» **Exercise objective**:
Using the records below, count the lines with "pyytämistä" in them. Give the number only.

(Excerpt from a dataset)
══════════════════════════════

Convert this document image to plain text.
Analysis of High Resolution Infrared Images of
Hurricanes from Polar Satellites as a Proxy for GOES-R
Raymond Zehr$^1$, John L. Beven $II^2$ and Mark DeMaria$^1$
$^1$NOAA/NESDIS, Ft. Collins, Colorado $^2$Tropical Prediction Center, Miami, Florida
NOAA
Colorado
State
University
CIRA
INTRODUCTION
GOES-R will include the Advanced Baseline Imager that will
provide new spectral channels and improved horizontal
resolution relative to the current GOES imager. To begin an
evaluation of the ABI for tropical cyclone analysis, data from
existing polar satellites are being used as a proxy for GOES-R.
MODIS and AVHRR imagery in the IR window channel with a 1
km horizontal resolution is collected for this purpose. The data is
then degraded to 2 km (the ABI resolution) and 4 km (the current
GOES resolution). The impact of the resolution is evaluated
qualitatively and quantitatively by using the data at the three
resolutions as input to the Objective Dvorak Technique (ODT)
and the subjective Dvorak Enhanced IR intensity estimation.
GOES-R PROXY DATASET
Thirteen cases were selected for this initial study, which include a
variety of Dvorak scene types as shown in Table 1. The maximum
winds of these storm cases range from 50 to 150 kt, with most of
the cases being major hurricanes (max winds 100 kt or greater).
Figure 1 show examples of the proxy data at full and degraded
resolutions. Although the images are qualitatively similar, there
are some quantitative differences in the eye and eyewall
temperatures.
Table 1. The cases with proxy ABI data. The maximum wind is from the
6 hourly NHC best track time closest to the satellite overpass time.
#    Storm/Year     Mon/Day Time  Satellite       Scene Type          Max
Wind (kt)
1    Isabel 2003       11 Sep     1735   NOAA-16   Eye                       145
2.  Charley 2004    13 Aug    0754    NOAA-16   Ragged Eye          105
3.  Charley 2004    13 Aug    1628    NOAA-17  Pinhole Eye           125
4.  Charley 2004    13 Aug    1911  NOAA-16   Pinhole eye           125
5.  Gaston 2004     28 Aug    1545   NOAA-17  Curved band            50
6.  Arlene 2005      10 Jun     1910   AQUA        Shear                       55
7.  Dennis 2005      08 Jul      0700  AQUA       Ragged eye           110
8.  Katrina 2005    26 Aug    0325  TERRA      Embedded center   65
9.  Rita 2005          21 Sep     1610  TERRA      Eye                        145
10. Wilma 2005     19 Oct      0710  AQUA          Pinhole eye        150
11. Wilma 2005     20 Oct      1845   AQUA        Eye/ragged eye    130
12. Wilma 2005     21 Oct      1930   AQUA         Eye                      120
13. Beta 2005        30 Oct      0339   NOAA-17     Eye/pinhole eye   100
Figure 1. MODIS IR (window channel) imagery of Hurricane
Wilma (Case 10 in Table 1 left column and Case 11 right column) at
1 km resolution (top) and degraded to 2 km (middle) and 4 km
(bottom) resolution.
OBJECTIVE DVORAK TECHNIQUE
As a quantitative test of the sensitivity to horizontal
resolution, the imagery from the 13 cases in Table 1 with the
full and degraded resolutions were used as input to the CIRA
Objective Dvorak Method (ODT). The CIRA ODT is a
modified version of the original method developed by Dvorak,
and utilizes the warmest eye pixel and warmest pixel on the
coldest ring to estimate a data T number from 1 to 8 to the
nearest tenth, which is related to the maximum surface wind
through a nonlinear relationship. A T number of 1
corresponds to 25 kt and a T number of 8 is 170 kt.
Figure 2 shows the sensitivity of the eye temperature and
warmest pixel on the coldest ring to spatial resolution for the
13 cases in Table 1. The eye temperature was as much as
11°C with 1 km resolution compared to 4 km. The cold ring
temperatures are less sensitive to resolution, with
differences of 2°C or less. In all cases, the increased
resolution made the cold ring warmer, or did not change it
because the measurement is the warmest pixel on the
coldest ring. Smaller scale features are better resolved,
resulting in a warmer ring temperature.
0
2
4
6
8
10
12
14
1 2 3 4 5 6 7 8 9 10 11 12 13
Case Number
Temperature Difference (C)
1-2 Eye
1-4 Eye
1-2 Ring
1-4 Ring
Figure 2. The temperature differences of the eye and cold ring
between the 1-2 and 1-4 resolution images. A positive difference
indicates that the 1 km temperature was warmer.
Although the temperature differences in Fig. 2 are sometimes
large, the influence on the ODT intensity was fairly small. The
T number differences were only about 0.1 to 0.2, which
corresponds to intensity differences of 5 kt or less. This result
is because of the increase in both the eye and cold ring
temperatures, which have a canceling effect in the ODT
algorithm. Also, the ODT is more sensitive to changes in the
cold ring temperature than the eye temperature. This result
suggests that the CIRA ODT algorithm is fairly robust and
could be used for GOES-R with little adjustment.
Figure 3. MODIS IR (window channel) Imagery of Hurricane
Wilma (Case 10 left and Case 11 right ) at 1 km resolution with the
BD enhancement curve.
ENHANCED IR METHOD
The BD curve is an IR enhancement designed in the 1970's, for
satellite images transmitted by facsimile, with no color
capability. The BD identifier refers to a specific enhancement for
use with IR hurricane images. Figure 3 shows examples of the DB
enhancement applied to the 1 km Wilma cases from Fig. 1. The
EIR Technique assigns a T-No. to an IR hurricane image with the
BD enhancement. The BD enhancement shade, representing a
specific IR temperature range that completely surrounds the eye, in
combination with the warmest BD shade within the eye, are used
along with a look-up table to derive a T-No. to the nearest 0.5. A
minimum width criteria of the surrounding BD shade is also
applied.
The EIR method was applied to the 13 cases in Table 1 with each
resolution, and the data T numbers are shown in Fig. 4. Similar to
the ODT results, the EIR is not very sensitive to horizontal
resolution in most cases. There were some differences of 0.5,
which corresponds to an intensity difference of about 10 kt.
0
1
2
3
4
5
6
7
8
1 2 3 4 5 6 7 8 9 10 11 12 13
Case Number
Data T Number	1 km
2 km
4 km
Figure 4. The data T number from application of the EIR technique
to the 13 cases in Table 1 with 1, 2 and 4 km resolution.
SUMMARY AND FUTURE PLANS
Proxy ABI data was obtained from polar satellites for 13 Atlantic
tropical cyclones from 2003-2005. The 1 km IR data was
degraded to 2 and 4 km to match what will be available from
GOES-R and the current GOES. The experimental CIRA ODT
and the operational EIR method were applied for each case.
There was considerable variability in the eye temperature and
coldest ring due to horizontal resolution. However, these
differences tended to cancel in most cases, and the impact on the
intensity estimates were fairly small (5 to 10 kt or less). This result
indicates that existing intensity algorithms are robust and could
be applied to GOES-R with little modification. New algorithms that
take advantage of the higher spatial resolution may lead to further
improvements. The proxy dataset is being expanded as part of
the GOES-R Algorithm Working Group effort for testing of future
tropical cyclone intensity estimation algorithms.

══════════════════════════════

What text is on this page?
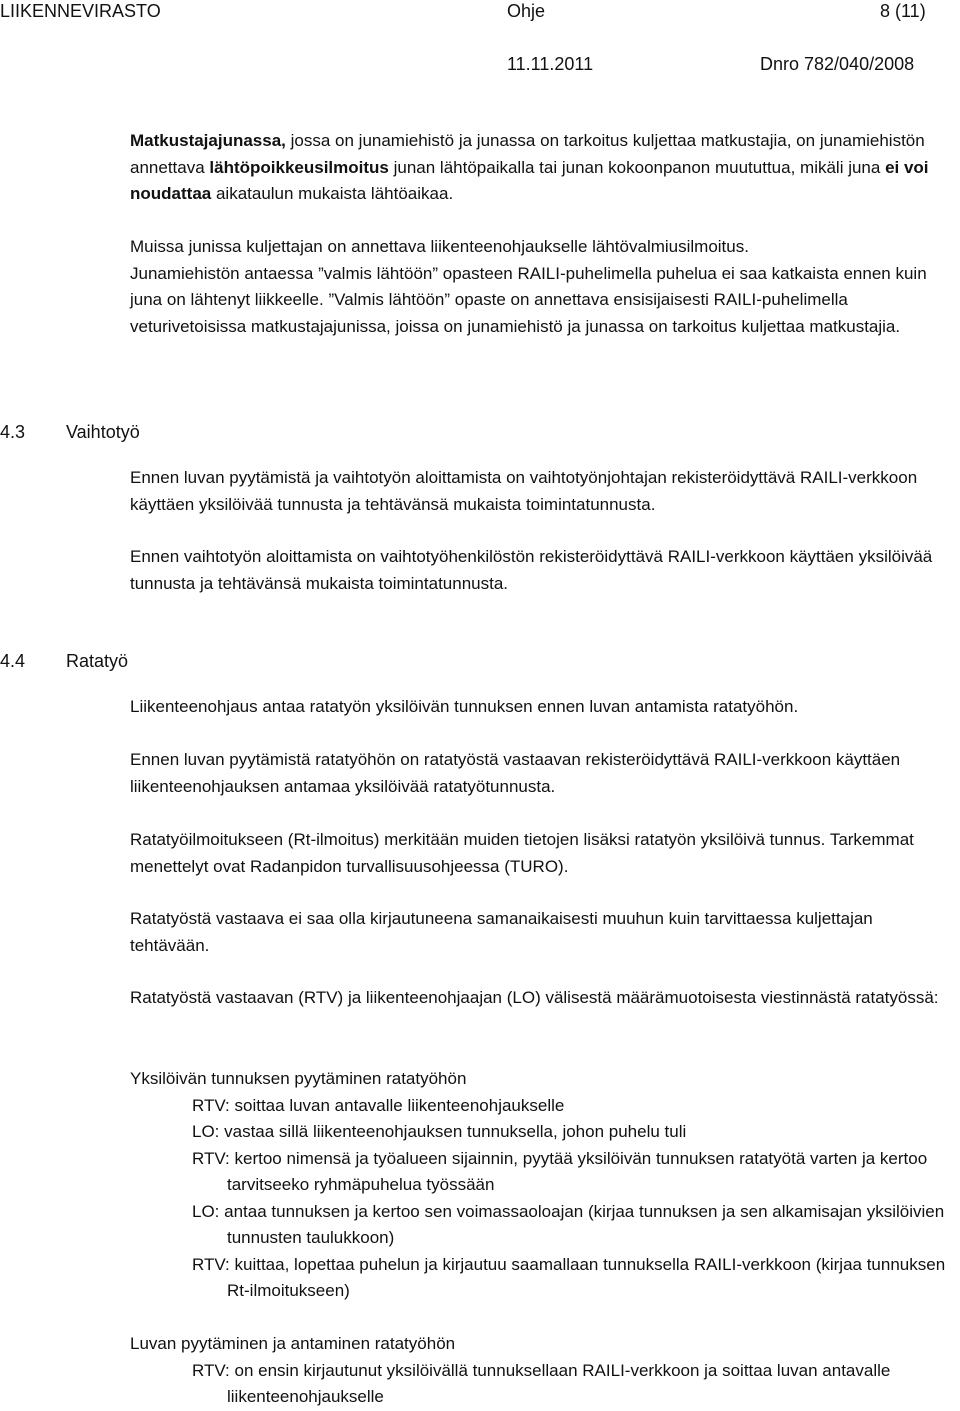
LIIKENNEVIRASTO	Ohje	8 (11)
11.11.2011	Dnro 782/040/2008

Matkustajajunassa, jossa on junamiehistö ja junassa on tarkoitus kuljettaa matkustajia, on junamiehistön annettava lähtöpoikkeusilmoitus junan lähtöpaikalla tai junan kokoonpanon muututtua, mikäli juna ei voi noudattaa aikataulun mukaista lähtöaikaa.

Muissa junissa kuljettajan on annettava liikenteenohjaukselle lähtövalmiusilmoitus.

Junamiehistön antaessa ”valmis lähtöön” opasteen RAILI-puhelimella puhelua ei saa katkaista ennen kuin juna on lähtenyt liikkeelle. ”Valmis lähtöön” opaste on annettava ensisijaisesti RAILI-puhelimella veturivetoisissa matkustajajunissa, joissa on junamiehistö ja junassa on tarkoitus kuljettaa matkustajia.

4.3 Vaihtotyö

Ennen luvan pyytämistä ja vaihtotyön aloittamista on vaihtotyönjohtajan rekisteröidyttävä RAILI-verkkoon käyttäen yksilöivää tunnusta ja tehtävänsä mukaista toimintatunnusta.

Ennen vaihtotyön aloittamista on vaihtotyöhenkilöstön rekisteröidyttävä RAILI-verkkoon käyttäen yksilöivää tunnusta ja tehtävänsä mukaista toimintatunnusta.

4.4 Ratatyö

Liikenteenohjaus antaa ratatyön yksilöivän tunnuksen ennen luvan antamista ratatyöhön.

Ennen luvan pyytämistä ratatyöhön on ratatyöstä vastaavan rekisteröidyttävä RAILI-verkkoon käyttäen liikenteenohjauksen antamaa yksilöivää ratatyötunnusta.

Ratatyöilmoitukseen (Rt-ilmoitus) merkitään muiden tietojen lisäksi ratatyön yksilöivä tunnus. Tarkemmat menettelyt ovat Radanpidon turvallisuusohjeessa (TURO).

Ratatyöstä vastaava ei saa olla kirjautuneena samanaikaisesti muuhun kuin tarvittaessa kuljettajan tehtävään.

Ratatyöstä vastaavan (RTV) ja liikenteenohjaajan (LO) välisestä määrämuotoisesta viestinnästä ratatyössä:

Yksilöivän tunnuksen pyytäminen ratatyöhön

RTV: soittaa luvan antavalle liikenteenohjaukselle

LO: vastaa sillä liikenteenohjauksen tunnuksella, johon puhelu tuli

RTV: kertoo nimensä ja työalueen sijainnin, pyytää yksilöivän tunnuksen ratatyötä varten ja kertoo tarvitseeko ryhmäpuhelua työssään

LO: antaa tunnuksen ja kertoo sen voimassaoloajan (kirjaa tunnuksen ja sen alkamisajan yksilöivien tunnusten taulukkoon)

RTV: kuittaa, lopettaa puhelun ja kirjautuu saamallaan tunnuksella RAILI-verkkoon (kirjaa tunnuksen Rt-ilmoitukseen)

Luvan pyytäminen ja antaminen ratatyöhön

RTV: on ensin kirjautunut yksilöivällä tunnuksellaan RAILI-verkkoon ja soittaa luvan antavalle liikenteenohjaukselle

══════════════════════════════

» **Response to this task**:
2